[start of Input]

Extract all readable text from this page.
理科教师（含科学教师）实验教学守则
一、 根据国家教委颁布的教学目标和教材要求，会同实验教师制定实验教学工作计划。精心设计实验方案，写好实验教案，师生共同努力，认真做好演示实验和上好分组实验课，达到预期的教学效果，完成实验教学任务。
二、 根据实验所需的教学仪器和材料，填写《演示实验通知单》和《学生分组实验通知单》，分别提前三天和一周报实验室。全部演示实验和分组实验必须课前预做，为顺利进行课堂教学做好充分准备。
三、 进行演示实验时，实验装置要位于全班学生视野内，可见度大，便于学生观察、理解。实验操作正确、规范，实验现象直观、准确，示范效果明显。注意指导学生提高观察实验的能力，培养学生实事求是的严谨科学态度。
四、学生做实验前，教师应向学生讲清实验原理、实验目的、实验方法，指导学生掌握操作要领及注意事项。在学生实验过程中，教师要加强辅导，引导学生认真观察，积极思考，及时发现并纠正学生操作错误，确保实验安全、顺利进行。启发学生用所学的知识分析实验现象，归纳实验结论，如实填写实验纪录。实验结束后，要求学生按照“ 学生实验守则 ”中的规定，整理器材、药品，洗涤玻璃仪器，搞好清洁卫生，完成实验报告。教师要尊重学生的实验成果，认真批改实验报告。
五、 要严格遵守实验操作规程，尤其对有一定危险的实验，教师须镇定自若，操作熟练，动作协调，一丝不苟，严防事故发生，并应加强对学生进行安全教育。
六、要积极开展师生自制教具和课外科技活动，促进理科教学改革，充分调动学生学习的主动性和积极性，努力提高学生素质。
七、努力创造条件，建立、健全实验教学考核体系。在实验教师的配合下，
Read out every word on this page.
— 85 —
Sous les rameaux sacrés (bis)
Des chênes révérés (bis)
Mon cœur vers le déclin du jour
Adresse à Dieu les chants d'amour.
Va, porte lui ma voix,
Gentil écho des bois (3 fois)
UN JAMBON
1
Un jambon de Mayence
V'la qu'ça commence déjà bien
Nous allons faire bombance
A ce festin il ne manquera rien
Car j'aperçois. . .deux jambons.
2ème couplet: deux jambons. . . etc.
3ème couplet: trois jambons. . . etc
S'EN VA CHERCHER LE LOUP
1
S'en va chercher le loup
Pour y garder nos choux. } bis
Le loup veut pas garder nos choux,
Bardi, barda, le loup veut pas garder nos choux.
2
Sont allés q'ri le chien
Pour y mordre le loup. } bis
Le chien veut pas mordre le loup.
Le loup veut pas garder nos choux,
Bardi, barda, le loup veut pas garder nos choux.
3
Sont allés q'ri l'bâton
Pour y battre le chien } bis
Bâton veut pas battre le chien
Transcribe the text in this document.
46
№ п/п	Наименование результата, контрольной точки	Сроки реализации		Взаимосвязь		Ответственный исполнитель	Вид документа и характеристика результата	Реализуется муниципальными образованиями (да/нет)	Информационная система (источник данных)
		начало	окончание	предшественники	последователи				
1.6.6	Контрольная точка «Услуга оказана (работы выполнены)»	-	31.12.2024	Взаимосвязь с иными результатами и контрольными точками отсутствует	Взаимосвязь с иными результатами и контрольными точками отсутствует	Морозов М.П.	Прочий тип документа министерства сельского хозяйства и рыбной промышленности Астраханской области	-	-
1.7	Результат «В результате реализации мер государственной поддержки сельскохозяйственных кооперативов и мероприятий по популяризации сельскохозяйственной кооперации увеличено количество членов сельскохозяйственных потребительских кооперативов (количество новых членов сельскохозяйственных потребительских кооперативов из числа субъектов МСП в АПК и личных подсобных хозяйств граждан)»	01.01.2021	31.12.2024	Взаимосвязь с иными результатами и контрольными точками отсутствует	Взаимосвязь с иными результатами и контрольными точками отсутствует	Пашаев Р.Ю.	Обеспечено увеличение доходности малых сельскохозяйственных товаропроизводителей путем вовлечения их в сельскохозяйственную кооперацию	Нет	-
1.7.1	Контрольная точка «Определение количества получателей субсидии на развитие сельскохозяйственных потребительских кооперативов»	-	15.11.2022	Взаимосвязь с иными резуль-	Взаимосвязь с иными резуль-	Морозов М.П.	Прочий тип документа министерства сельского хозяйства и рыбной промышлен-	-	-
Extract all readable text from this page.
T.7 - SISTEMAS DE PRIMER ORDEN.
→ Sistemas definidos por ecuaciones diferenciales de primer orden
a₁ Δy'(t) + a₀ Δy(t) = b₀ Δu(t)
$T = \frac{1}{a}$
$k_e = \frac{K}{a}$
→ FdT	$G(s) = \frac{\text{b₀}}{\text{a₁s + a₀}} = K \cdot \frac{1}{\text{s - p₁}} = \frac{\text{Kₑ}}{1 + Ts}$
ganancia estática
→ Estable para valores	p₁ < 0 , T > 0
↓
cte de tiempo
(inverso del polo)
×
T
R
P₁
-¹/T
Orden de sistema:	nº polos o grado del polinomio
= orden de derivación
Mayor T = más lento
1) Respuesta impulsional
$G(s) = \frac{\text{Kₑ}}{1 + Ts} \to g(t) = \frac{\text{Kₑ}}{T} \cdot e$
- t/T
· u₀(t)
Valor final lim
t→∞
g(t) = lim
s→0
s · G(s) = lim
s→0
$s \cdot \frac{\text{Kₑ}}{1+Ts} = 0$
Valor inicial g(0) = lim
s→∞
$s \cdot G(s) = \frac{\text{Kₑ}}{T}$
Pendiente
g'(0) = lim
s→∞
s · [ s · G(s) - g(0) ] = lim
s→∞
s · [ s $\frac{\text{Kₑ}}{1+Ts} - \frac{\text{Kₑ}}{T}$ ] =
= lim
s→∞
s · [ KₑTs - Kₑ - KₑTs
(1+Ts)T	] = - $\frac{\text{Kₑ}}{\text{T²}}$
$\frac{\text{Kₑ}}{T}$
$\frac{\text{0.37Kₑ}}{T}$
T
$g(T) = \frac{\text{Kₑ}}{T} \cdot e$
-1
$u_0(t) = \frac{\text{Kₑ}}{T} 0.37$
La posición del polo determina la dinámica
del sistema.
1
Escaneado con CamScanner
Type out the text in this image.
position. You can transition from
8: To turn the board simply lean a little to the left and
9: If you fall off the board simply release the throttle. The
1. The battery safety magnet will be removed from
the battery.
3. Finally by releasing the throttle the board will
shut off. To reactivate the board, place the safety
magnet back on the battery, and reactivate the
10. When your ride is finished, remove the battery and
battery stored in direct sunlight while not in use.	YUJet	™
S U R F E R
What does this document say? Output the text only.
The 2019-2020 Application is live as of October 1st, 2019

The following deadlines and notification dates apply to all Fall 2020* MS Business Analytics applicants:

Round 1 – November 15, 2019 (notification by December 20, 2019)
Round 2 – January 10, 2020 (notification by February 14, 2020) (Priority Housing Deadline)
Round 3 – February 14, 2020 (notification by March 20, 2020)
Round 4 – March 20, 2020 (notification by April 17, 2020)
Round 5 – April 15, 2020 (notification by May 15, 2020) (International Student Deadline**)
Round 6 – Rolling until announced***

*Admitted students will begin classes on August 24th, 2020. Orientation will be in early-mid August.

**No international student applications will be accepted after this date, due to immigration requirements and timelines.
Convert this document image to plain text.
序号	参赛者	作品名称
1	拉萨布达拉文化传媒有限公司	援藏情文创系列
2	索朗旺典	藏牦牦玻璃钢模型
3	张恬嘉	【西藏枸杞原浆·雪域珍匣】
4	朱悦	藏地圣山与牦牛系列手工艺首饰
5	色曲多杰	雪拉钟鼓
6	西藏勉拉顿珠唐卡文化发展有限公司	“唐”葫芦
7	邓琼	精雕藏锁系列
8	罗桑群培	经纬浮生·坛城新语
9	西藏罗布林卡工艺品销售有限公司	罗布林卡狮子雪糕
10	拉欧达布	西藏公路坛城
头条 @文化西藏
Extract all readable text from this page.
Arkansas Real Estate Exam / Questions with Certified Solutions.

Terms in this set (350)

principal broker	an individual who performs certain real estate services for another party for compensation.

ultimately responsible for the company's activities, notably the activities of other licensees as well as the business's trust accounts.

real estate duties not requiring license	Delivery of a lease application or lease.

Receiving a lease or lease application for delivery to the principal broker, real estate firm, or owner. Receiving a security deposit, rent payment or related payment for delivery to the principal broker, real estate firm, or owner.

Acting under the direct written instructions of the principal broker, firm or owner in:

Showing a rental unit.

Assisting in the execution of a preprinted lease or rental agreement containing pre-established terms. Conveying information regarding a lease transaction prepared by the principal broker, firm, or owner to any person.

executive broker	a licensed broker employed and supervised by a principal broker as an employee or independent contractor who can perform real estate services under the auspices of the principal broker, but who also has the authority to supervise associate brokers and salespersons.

[end of Input]

Scan the data for the word "board" and copy every line where it shows up.

8: To turn the board simply lean a little to the left and
9: If you fall off the board simply release the throttle. The
3. Finally by releasing the throttle the board will
shut off. To reactivate the board, place the safety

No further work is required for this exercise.